INSTRUCTIONS FOR THE TASK: Search the data for the word "count". Reproduce every line where it is found.

RECORDS TO PROCESS:
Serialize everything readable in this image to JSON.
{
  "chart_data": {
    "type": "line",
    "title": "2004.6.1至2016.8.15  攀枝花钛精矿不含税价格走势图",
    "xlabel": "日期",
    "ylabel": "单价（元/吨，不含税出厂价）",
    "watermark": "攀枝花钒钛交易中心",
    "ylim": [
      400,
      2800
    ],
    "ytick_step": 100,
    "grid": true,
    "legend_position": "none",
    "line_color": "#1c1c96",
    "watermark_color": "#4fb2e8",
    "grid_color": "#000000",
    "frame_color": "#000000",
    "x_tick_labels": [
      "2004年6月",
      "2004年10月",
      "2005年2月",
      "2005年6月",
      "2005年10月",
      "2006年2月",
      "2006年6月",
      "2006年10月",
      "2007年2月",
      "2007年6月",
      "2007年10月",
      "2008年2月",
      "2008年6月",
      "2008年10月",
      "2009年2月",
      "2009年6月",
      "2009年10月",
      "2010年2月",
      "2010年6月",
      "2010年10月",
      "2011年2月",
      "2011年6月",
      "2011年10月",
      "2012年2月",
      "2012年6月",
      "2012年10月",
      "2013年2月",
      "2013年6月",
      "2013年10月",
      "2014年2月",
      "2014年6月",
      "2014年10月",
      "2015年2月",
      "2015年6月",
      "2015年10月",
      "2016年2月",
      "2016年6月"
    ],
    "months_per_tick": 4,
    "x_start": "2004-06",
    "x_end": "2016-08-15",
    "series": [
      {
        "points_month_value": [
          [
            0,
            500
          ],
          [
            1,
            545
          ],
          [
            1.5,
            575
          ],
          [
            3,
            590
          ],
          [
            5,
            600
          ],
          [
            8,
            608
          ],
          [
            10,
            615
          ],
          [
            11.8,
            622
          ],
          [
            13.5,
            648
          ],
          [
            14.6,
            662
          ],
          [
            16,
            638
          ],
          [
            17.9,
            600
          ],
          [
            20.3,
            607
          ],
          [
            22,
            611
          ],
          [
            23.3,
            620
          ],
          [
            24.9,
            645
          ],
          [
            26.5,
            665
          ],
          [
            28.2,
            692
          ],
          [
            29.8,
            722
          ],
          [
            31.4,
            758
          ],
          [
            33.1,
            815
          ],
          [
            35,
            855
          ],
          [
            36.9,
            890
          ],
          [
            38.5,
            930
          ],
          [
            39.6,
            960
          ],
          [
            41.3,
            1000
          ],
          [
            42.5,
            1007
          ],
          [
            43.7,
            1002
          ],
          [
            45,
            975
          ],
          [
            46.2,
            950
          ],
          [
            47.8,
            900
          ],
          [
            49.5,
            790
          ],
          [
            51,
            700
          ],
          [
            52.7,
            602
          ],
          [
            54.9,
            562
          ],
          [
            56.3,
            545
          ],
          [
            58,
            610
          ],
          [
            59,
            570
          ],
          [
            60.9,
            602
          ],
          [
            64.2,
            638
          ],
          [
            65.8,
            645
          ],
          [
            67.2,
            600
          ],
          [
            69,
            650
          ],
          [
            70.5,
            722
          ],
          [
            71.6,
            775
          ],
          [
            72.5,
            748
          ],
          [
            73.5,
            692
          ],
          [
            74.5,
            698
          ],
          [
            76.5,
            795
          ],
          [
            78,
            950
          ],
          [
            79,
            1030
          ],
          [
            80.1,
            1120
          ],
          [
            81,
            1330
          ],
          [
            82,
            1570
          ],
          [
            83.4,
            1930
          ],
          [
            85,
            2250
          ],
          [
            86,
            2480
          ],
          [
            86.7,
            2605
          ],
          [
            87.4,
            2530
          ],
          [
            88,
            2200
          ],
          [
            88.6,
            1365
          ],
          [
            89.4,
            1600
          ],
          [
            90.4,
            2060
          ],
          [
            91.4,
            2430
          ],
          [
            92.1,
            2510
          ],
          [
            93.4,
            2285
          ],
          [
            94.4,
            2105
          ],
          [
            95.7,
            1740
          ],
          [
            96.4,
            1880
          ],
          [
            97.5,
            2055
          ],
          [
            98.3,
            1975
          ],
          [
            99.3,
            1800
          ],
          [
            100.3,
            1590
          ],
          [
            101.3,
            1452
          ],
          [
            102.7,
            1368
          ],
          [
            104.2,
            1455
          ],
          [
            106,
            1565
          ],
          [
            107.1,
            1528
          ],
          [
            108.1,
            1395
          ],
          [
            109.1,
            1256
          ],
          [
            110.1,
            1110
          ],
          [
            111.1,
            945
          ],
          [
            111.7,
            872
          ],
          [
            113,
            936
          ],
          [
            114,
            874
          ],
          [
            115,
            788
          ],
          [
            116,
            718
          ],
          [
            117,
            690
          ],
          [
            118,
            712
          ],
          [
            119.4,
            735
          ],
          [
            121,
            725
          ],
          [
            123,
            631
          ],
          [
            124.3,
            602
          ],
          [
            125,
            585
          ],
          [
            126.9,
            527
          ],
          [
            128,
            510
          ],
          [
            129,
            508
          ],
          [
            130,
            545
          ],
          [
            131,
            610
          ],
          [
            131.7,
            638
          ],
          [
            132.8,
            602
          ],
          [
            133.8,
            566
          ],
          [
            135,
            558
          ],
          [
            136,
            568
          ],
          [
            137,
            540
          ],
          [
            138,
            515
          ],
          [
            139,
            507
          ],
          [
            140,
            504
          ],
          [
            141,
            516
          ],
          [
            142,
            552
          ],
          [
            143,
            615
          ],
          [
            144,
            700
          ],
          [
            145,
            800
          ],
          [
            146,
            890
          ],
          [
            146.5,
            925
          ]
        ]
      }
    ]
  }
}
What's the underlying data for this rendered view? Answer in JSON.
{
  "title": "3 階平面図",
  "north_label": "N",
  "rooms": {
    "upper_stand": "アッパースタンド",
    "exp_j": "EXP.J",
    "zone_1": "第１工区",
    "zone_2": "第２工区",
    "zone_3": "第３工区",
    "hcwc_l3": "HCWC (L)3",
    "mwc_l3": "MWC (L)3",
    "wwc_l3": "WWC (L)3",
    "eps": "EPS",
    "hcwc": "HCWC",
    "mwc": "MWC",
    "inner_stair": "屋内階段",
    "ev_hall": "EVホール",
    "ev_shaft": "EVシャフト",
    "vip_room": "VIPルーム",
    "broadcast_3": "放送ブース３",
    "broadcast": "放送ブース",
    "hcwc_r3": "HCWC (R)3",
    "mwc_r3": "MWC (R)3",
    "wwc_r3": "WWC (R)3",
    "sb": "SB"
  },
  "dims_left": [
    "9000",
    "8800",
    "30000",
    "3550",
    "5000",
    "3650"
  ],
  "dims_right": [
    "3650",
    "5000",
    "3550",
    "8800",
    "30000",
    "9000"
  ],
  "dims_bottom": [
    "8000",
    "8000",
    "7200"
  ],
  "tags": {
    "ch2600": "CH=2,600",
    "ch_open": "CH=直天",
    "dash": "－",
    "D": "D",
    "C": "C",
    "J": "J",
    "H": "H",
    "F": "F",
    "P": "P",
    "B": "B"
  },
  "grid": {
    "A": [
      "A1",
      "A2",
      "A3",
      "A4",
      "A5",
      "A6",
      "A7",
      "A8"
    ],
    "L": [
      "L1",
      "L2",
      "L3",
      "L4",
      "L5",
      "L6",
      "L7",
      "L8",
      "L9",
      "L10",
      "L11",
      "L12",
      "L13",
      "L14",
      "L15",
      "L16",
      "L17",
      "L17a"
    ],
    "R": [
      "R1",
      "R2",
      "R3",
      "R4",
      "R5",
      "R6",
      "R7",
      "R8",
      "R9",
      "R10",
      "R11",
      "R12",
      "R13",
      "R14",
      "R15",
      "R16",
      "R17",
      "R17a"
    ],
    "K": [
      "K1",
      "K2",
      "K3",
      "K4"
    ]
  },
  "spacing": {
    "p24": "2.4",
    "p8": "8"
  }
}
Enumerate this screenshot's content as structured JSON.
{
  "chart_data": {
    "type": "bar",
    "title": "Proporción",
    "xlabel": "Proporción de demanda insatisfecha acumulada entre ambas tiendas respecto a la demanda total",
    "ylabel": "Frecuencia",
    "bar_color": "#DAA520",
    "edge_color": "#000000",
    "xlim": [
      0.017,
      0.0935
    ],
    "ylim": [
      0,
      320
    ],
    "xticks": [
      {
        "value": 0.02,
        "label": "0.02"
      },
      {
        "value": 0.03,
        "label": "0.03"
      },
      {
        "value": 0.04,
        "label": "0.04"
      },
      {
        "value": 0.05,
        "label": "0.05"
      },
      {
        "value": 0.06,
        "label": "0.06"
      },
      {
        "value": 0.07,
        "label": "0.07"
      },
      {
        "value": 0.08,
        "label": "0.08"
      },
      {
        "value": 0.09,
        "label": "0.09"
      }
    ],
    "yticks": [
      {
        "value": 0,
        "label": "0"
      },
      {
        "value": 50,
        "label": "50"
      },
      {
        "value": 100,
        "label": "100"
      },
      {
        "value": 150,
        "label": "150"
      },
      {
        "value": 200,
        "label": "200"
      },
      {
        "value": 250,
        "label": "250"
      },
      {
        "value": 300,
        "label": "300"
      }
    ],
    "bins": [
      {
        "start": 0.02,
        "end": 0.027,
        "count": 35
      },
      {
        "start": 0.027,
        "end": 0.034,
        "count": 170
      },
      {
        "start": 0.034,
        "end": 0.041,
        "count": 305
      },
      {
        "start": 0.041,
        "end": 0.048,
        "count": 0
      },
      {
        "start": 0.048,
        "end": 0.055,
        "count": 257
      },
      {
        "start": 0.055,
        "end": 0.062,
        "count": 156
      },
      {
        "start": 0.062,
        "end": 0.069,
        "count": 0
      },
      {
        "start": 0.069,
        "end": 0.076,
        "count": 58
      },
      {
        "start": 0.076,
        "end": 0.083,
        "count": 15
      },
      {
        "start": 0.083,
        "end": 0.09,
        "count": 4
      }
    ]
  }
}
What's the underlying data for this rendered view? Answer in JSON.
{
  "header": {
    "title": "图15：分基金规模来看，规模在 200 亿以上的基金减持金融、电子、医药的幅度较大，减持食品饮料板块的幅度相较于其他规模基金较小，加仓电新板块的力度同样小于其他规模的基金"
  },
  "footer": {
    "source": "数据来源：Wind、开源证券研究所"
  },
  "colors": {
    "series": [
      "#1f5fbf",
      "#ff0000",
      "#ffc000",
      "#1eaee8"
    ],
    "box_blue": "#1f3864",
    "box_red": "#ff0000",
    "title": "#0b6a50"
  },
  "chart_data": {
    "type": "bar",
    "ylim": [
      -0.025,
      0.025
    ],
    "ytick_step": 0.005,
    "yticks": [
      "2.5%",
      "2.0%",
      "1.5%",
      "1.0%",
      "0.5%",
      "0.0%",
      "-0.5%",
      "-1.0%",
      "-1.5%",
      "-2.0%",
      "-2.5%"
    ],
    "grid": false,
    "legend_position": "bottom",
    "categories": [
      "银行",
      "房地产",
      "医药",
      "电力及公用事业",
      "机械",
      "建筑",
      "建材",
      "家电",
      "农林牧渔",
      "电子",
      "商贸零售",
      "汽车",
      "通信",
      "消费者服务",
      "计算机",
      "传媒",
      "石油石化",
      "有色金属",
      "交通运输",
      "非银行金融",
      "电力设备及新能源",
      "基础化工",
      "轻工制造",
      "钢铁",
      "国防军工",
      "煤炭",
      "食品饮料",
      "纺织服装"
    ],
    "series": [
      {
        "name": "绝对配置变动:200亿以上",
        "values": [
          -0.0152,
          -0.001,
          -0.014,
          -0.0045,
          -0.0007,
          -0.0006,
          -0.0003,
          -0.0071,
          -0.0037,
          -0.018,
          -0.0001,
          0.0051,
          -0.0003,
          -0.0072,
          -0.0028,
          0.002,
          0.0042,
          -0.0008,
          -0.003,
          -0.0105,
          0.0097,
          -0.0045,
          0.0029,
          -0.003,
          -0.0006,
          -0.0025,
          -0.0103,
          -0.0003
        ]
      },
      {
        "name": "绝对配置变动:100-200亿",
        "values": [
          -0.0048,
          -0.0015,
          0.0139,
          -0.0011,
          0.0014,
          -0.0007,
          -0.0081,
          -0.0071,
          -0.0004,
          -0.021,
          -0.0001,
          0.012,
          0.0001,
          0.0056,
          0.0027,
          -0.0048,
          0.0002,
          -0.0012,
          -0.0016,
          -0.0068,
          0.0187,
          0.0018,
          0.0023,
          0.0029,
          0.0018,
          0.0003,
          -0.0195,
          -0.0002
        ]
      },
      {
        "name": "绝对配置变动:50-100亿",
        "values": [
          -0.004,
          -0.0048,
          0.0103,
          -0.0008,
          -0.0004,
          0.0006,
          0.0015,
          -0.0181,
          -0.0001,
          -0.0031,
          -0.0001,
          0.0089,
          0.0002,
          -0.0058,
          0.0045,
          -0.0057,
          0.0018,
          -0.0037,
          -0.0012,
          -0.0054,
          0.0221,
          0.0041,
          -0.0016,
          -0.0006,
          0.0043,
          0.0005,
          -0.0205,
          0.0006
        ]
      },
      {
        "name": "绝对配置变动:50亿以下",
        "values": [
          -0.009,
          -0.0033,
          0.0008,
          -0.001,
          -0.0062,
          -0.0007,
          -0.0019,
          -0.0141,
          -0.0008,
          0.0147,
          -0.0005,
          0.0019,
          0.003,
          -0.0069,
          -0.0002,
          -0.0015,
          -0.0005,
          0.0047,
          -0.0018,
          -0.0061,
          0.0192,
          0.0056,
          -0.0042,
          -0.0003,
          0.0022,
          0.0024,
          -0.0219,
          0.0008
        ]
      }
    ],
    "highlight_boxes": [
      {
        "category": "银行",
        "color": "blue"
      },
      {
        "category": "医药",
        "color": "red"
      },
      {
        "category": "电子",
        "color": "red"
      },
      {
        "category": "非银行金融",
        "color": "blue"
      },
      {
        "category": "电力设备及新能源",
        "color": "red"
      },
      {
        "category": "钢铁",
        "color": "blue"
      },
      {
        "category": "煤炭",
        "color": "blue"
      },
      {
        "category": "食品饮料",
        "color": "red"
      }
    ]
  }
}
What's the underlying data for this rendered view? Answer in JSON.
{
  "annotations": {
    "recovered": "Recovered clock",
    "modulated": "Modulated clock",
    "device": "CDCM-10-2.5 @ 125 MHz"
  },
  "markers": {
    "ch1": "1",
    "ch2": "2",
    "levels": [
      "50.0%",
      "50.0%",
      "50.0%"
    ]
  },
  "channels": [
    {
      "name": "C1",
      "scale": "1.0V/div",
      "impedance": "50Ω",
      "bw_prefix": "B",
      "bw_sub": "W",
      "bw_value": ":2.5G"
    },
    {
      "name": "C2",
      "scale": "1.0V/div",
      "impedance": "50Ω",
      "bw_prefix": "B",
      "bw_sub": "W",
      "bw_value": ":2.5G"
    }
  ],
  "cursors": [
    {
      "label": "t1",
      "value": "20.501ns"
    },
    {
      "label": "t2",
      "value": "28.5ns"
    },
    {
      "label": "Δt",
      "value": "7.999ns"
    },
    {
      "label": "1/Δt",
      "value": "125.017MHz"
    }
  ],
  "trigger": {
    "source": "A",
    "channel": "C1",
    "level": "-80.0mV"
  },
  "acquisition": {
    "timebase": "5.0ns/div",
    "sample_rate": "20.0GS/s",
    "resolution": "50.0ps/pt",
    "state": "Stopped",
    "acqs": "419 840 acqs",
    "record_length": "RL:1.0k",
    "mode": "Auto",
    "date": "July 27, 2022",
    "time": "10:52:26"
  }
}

RESULT OF THE EXERCISE:
        "count": 35
        "count": 170
        "count": 305
        "count": 0
        "count": 257
        "count": 156
        "count": 0
        "count": 58
        "count": 15
        "count": 4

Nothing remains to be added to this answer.